Data excerpts:
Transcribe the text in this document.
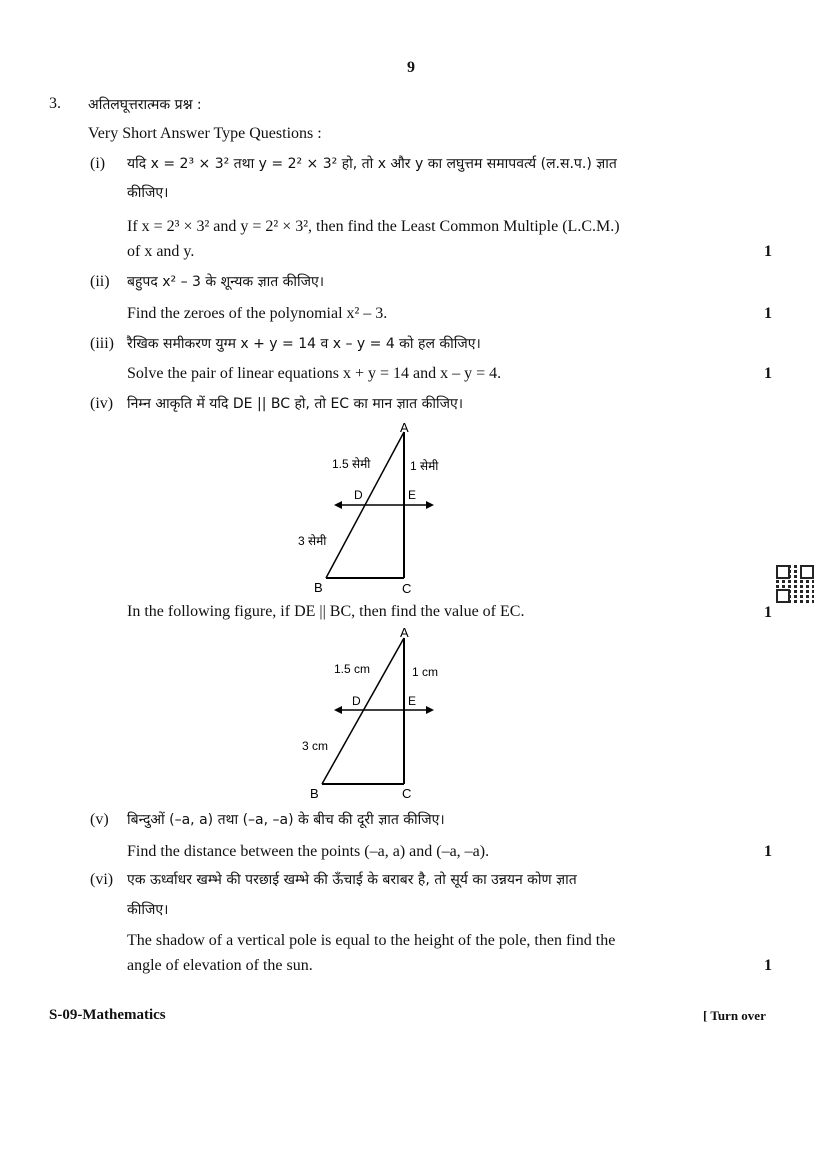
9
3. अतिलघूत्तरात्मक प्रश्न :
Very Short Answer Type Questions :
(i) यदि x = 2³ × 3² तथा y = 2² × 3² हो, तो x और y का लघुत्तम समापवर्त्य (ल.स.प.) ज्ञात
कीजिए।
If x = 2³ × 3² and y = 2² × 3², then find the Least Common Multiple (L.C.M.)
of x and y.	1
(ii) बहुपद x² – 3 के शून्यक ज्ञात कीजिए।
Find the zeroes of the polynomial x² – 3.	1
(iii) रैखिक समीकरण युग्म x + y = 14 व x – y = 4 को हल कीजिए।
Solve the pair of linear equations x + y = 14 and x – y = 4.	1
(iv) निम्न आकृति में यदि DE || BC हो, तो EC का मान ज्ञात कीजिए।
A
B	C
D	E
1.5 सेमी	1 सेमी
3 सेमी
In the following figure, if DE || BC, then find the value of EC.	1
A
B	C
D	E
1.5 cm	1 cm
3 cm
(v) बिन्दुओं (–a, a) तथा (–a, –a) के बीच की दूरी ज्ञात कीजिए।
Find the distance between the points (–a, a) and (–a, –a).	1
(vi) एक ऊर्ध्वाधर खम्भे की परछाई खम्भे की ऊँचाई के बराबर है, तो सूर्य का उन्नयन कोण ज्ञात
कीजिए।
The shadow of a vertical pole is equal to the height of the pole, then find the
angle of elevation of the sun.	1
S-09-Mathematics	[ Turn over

--

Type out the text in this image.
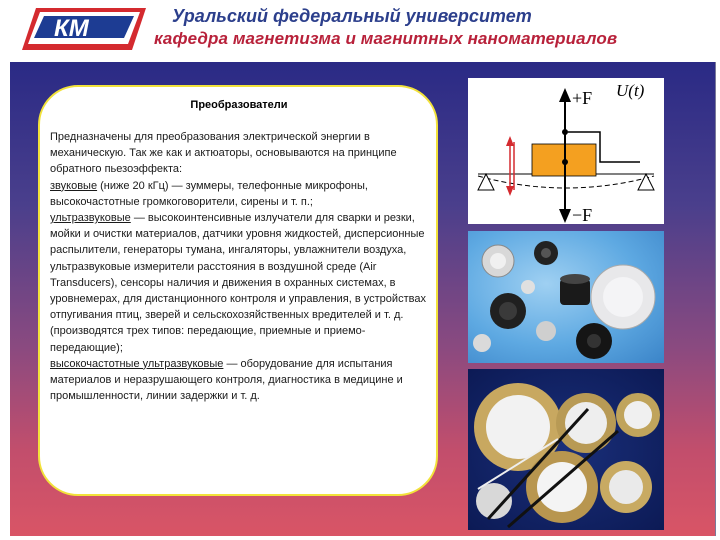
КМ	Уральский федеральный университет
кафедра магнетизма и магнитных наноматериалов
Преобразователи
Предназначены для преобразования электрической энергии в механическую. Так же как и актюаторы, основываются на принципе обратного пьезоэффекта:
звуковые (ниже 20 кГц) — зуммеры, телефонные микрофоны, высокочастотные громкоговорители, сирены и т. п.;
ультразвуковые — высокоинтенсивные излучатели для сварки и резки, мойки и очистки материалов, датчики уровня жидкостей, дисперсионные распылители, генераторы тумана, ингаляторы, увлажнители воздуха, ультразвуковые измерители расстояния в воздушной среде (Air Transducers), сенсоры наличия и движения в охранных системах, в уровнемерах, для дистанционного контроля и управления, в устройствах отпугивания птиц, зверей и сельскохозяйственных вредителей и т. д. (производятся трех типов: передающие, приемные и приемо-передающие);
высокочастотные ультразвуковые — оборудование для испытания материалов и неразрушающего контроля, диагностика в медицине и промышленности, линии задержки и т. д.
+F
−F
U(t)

---

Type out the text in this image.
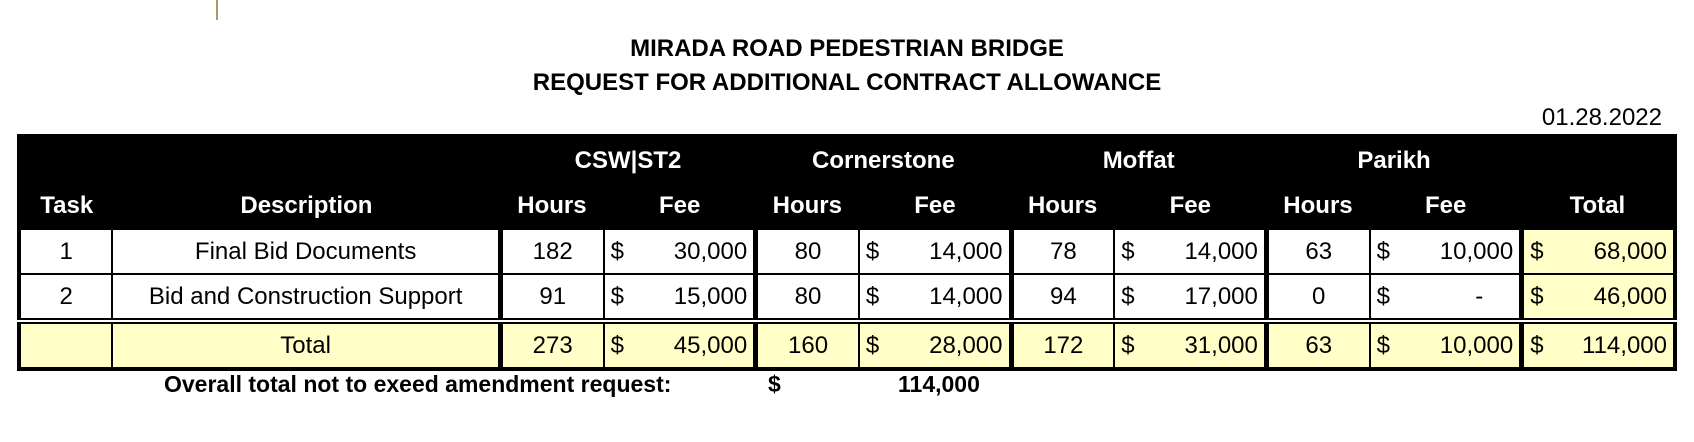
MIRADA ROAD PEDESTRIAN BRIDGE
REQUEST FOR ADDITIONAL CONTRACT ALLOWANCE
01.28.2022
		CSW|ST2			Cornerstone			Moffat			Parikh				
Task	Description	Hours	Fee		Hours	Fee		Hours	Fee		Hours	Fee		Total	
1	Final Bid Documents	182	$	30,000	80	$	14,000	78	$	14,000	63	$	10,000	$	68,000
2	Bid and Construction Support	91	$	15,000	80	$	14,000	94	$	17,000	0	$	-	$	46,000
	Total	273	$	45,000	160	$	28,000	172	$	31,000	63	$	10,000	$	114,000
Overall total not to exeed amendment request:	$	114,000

▸ **Required work**: Give only the number of lines in the listing above that include the string "ультразвуковые".

▸ **Answer to this exercise**: 2